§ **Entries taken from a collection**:
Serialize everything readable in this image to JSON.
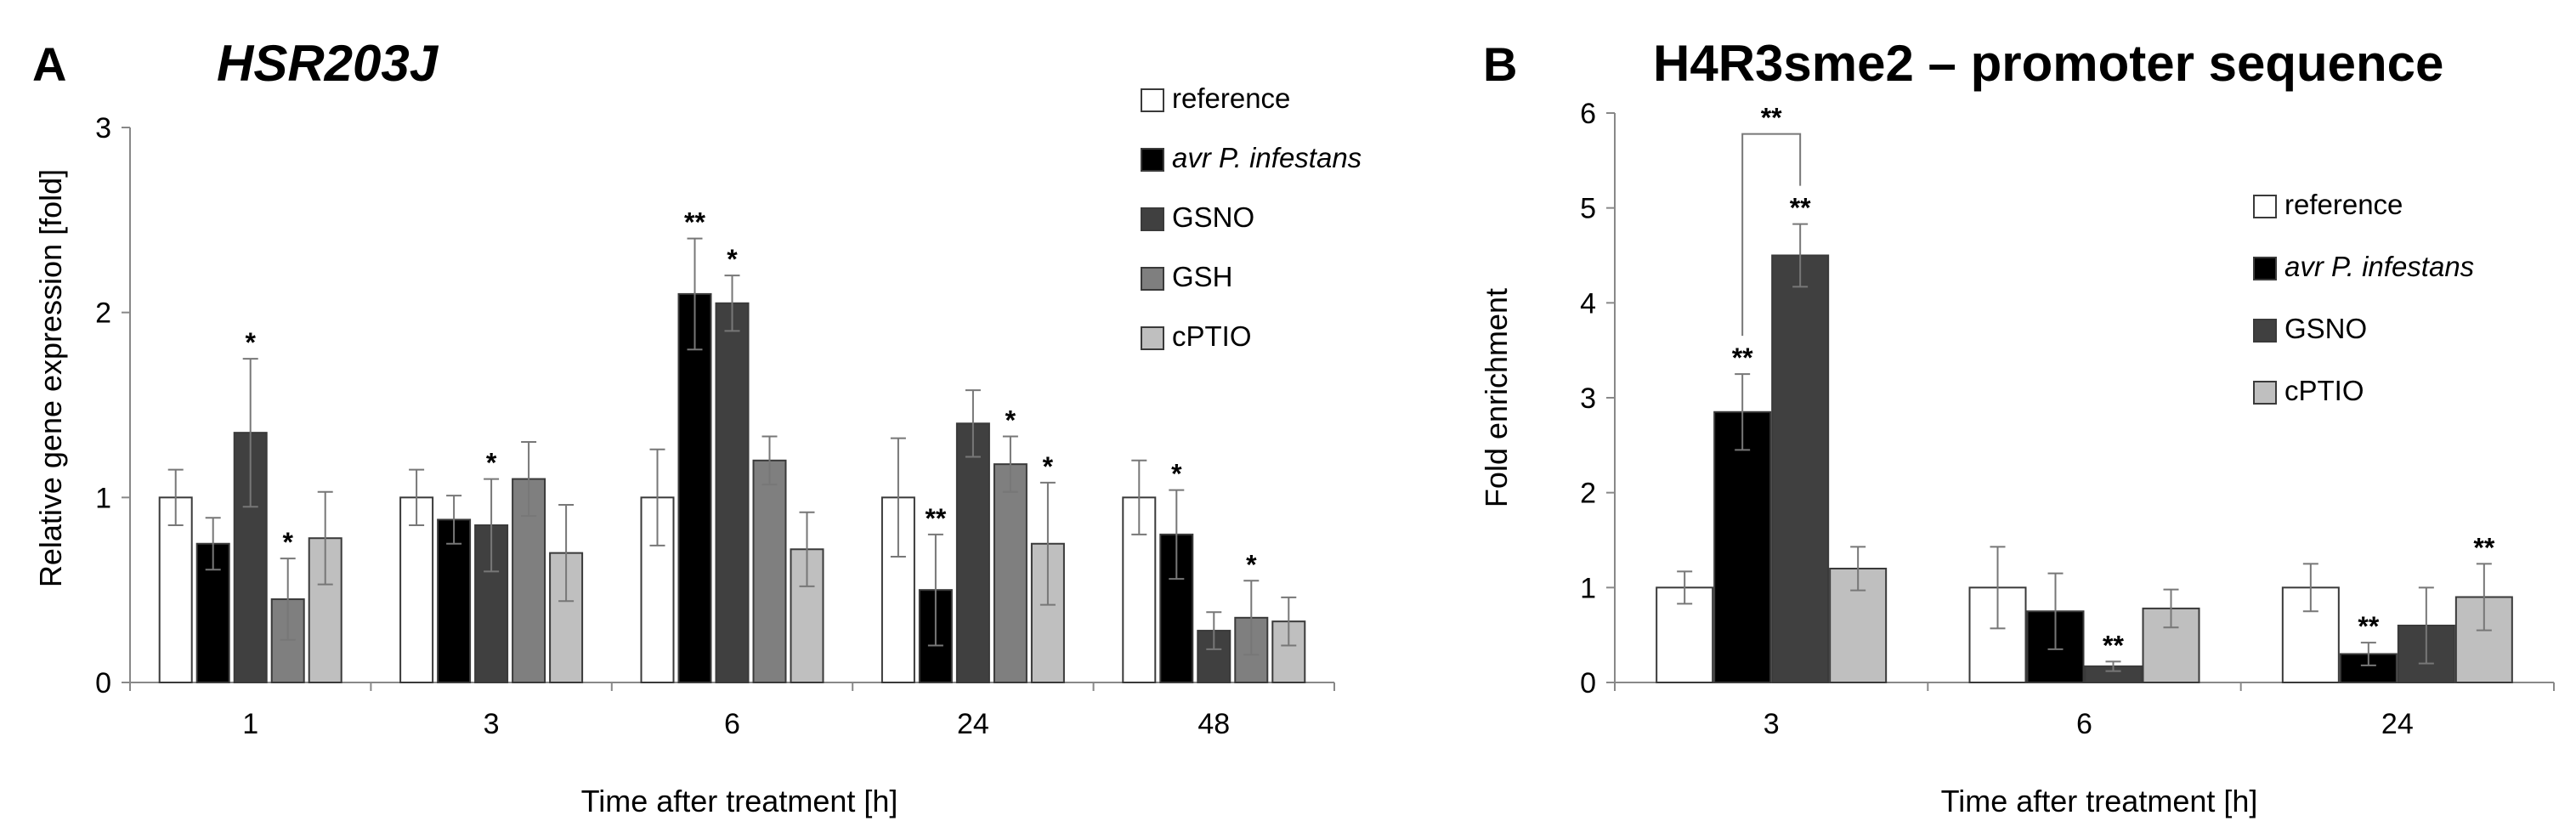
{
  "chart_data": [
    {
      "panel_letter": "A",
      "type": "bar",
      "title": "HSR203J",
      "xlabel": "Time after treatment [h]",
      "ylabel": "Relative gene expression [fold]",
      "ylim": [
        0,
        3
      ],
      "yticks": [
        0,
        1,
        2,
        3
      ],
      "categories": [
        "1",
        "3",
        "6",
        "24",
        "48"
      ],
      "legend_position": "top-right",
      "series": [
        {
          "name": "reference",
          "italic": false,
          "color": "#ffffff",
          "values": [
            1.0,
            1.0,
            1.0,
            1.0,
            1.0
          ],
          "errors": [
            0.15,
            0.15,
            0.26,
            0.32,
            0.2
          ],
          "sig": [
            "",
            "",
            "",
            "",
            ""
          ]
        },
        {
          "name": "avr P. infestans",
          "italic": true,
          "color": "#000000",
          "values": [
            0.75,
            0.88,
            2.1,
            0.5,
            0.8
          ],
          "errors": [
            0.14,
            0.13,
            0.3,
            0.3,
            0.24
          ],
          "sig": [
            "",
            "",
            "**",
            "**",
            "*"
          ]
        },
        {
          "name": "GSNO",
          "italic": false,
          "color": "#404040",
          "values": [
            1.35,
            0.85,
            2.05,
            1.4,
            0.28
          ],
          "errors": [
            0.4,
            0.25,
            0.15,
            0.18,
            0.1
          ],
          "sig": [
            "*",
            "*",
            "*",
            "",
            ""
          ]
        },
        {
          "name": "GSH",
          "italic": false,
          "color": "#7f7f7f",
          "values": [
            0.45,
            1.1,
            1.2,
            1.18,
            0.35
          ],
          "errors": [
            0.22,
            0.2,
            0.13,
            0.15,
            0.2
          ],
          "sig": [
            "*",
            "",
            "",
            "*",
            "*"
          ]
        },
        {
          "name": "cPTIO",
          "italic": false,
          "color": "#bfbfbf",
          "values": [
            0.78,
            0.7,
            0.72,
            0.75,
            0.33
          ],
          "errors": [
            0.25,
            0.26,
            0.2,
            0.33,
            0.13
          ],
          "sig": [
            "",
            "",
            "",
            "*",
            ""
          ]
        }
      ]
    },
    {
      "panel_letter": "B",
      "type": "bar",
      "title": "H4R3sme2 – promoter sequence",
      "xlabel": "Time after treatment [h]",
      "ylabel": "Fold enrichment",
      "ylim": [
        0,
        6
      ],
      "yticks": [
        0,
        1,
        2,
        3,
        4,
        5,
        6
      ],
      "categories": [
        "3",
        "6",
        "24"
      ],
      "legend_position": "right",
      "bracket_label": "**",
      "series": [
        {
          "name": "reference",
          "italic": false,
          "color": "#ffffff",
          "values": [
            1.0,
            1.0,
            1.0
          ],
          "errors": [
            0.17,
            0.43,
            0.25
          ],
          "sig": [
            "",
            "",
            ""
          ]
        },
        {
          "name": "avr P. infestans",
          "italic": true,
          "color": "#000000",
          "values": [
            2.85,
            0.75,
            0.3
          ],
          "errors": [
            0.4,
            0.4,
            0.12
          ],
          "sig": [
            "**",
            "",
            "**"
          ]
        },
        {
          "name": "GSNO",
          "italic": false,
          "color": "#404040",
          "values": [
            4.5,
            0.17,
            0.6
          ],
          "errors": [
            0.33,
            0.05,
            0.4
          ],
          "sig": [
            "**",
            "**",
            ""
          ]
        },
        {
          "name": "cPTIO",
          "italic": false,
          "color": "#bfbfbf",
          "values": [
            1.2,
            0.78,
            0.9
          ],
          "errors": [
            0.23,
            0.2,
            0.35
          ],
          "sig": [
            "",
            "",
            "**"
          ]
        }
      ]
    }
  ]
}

§ **Required work**: Could you return all of the entries above exactly, without any images?

§ **Solution for this task**:
Serialize everything readable in this image to JSON.
{
  "chart_data": [
    {
      "panel_letter": "A",
      "type": "bar",
      "title": "HSR203J",
      "xlabel": "Time after treatment [h]",
      "ylabel": "Relative gene expression [fold]",
      "ylim": [
        0,
        3
      ],
      "yticks": [
        0,
        1,
        2,
        3
      ],
      "categories": [
        "1",
        "3",
        "6",
        "24",
        "48"
      ],
      "legend_position": "top-right",
      "series": [
        {
          "name": "reference",
          "italic": false,
          "color": "#ffffff",
          "values": [
            1.0,
            1.0,
            1.0,
            1.0,
            1.0
          ],
          "errors": [
            0.15,
            0.15,
            0.26,
            0.32,
            0.2
          ],
          "sig": [
            "",
            "",
            "",
            "",
            ""
          ]
        },
        {
          "name": "avr P. infestans",
          "italic": true,
          "color": "#000000",
          "values": [
            0.75,
            0.88,
            2.1,
            0.5,
            0.8
          ],
          "errors": [
            0.14,
            0.13,
            0.3,
            0.3,
            0.24
          ],
          "sig": [
            "",
            "",
            "**",
            "**",
            "*"
          ]
        },
        {
          "name": "GSNO",
          "italic": false,
          "color": "#404040",
          "values": [
            1.35,
            0.85,
            2.05,
            1.4,
            0.28
          ],
          "errors": [
            0.4,
            0.25,
            0.15,
            0.18,
            0.1
          ],
          "sig": [
            "*",
            "*",
            "*",
            "",
            ""
          ]
        },
        {
          "name": "GSH",
          "italic": false,
          "color": "#7f7f7f",
          "values": [
            0.45,
            1.1,
            1.2,
            1.18,
            0.35
          ],
          "errors": [
            0.22,
            0.2,
            0.13,
            0.15,
            0.2
          ],
          "sig": [
            "*",
            "",
            "",
            "*",
            "*"
          ]
        },
        {
          "name": "cPTIO",
          "italic": false,
          "color": "#bfbfbf",
          "values": [
            0.78,
            0.7,
            0.72,
            0.75,
            0.33
          ],
          "errors": [
            0.25,
            0.26,
            0.2,
            0.33,
            0.13
          ],
          "sig": [
            "",
            "",
            "",
            "*",
            ""
          ]
        }
      ]
    },
    {
      "panel_letter": "B",
      "type": "bar",
      "title": "H4R3sme2 – promoter sequence",
      "xlabel": "Time after treatment [h]",
      "ylabel": "Fold enrichment",
      "ylim": [
        0,
        6
      ],
      "yticks": [
        0,
        1,
        2,
        3,
        4,
        5,
        6
      ],
      "categories": [
        "3",
        "6",
        "24"
      ],
      "legend_position": "right",
      "bracket_label": "**",
      "series": [
        {
          "name": "reference",
          "italic": false,
          "color": "#ffffff",
          "values": [
            1.0,
            1.0,
            1.0
          ],
          "errors": [
            0.17,
            0.43,
            0.25
          ],
          "sig": [
            "",
            "",
            ""
          ]
        },
        {
          "name": "avr P. infestans",
          "italic": true,
          "color": "#000000",
          "values": [
            2.85,
            0.75,
            0.3
          ],
          "errors": [
            0.4,
            0.4,
            0.12
          ],
          "sig": [
            "**",
            "",
            "**"
          ]
        },
        {
          "name": "GSNO",
          "italic": false,
          "color": "#404040",
          "values": [
            4.5,
            0.17,
            0.6
          ],
          "errors": [
            0.33,
            0.05,
            0.4
          ],
          "sig": [
            "**",
            "**",
            ""
          ]
        },
        {
          "name": "cPTIO",
          "italic": false,
          "color": "#bfbfbf",
          "values": [
            1.2,
            0.78,
            0.9
          ],
          "errors": [
            0.23,
            0.2,
            0.35
          ],
          "sig": [
            "",
            "",
            "**"
          ]
        }
      ]
    }
  ]
}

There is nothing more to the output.